■ Set exercise:
Exactly repeat the full listing that follows.

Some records
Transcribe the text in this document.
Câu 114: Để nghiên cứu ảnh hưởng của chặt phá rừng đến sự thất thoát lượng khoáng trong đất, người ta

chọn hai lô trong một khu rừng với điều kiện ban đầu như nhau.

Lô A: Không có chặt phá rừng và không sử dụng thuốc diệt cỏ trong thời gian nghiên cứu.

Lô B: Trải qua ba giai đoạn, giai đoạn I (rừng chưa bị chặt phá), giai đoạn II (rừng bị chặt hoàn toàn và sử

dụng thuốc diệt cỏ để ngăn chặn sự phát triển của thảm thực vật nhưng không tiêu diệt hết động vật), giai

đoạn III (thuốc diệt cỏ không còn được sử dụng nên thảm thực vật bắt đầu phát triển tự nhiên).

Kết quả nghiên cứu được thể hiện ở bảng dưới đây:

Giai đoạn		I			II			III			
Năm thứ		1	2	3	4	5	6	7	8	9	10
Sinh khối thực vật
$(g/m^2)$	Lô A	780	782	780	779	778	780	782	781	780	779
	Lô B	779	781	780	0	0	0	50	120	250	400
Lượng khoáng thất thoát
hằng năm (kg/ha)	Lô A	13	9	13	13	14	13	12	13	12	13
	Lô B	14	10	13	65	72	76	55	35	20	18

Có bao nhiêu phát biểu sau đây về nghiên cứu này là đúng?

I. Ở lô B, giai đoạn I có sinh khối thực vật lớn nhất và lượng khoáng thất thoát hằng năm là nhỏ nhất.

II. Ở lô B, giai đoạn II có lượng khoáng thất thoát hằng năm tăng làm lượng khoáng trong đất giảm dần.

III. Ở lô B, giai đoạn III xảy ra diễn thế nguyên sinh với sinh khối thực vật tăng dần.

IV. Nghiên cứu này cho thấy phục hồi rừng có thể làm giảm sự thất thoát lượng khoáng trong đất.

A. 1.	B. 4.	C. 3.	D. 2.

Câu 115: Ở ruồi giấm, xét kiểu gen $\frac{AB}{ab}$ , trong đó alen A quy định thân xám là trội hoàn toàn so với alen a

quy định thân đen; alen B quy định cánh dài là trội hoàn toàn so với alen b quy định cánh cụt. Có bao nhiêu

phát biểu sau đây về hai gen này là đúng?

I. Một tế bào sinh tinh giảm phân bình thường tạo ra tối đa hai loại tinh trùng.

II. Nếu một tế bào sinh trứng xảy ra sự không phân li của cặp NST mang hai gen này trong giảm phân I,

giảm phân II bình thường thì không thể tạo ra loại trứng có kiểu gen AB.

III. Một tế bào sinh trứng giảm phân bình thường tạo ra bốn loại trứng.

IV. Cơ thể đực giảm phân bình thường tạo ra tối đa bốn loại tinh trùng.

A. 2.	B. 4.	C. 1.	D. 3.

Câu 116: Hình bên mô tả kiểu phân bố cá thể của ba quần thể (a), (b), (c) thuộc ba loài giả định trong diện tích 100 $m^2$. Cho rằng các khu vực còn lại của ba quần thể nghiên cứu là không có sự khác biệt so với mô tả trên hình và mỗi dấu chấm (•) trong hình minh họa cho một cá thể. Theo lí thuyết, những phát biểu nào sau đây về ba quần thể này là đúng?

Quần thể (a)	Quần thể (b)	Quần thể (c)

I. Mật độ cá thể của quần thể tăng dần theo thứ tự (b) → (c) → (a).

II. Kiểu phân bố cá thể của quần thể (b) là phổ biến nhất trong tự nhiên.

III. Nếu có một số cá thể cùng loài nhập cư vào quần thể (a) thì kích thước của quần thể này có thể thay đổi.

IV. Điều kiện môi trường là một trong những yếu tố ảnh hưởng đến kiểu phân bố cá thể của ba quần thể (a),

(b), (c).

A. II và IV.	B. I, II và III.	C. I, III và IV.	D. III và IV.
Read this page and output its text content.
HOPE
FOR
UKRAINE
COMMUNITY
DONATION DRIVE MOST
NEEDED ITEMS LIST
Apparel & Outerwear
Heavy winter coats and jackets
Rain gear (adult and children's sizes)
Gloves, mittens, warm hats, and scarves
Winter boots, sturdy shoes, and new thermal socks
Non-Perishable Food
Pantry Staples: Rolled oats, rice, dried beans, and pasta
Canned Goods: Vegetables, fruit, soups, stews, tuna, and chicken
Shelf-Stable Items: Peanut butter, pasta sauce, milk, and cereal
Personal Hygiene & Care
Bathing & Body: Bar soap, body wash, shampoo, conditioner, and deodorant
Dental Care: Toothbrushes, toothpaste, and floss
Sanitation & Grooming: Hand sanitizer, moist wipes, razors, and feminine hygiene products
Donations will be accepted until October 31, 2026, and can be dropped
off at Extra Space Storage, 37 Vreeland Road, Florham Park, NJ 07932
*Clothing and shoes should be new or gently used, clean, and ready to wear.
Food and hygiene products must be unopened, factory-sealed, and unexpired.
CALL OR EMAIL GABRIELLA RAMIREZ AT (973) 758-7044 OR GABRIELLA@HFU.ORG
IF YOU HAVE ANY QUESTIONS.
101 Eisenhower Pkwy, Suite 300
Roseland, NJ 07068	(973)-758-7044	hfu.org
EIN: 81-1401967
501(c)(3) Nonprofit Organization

■ Exercise answer:
Transcribe the text in this document.
Câu 114: Để nghiên cứu ảnh hưởng của chặt phá rừng đến sự thất thoát lượng khoáng trong đất, người ta

chọn hai lô trong một khu rừng với điều kiện ban đầu như nhau.

Lô A: Không có chặt phá rừng và không sử dụng thuốc diệt cỏ trong thời gian nghiên cứu.

Lô B: Trải qua ba giai đoạn, giai đoạn I (rừng chưa bị chặt phá), giai đoạn II (rừng bị chặt hoàn toàn và sử

dụng thuốc diệt cỏ để ngăn chặn sự phát triển của thảm thực vật nhưng không tiêu diệt hết động vật), giai

đoạn III (thuốc diệt cỏ không còn được sử dụng nên thảm thực vật bắt đầu phát triển tự nhiên).

Kết quả nghiên cứu được thể hiện ở bảng dưới đây:

Giai đoạn		I			II			III			
Năm thứ		1	2	3	4	5	6	7	8	9	10
Sinh khối thực vật
$(g/m^2)$	Lô A	780	782	780	779	778	780	782	781	780	779
	Lô B	779	781	780	0	0	0	50	120	250	400
Lượng khoáng thất thoát
hằng năm (kg/ha)	Lô A	13	9	13	13	14	13	12	13	12	13
	Lô B	14	10	13	65	72	76	55	35	20	18

Có bao nhiêu phát biểu sau đây về nghiên cứu này là đúng?

I. Ở lô B, giai đoạn I có sinh khối thực vật lớn nhất và lượng khoáng thất thoát hằng năm là nhỏ nhất.

II. Ở lô B, giai đoạn II có lượng khoáng thất thoát hằng năm tăng làm lượng khoáng trong đất giảm dần.

III. Ở lô B, giai đoạn III xảy ra diễn thế nguyên sinh với sinh khối thực vật tăng dần.

IV. Nghiên cứu này cho thấy phục hồi rừng có thể làm giảm sự thất thoát lượng khoáng trong đất.

A. 1.	B. 4.	C. 3.	D. 2.

Câu 115: Ở ruồi giấm, xét kiểu gen $\frac{AB}{ab}$ , trong đó alen A quy định thân xám là trội hoàn toàn so với alen a

quy định thân đen; alen B quy định cánh dài là trội hoàn toàn so với alen b quy định cánh cụt. Có bao nhiêu

phát biểu sau đây về hai gen này là đúng?

I. Một tế bào sinh tinh giảm phân bình thường tạo ra tối đa hai loại tinh trùng.

II. Nếu một tế bào sinh trứng xảy ra sự không phân li của cặp NST mang hai gen này trong giảm phân I,

giảm phân II bình thường thì không thể tạo ra loại trứng có kiểu gen AB.

III. Một tế bào sinh trứng giảm phân bình thường tạo ra bốn loại trứng.

IV. Cơ thể đực giảm phân bình thường tạo ra tối đa bốn loại tinh trùng.

A. 2.	B. 4.	C. 1.	D. 3.

Câu 116: Hình bên mô tả kiểu phân bố cá thể của ba quần thể (a), (b), (c) thuộc ba loài giả định trong diện tích 100 $m^2$. Cho rằng các khu vực còn lại của ba quần thể nghiên cứu là không có sự khác biệt so với mô tả trên hình và mỗi dấu chấm (•) trong hình minh họa cho một cá thể. Theo lí thuyết, những phát biểu nào sau đây về ba quần thể này là đúng?

Quần thể (a)	Quần thể (b)	Quần thể (c)

I. Mật độ cá thể của quần thể tăng dần theo thứ tự (b) → (c) → (a).

II. Kiểu phân bố cá thể của quần thể (b) là phổ biến nhất trong tự nhiên.

III. Nếu có một số cá thể cùng loài nhập cư vào quần thể (a) thì kích thước của quần thể này có thể thay đổi.

IV. Điều kiện môi trường là một trong những yếu tố ảnh hưởng đến kiểu phân bố cá thể của ba quần thể (a),

(b), (c).

A. II và IV.	B. I, II và III.	C. I, III và IV.	D. III và IV.
Read this page and output its text content.
HOPE
FOR
UKRAINE
COMMUNITY
DONATION DRIVE MOST
NEEDED ITEMS LIST
Apparel & Outerwear
Heavy winter coats and jackets
Rain gear (adult and children's sizes)
Gloves, mittens, warm hats, and scarves
Winter boots, sturdy shoes, and new thermal socks
Non-Perishable Food
Pantry Staples: Rolled oats, rice, dried beans, and pasta
Canned Goods: Vegetables, fruit, soups, stews, tuna, and chicken
Shelf-Stable Items: Peanut butter, pasta sauce, milk, and cereal
Personal Hygiene & Care
Bathing & Body: Bar soap, body wash, shampoo, conditioner, and deodorant
Dental Care: Toothbrushes, toothpaste, and floss
Sanitation & Grooming: Hand sanitizer, moist wipes, razors, and feminine hygiene products
Donations will be accepted until October 31, 2026, and can be dropped
off at Extra Space Storage, 37 Vreeland Road, Florham Park, NJ 07932
*Clothing and shoes should be new or gently used, clean, and ready to wear.
Food and hygiene products must be unopened, factory-sealed, and unexpired.
CALL OR EMAIL GABRIELLA RAMIREZ AT (973) 758-7044 OR GABRIELLA@HFU.ORG
IF YOU HAVE ANY QUESTIONS.
101 Eisenhower Pkwy, Suite 300
Roseland, NJ 07068	(973)-758-7044	hfu.org
EIN: 81-1401967
501(c)(3) Nonprofit Organization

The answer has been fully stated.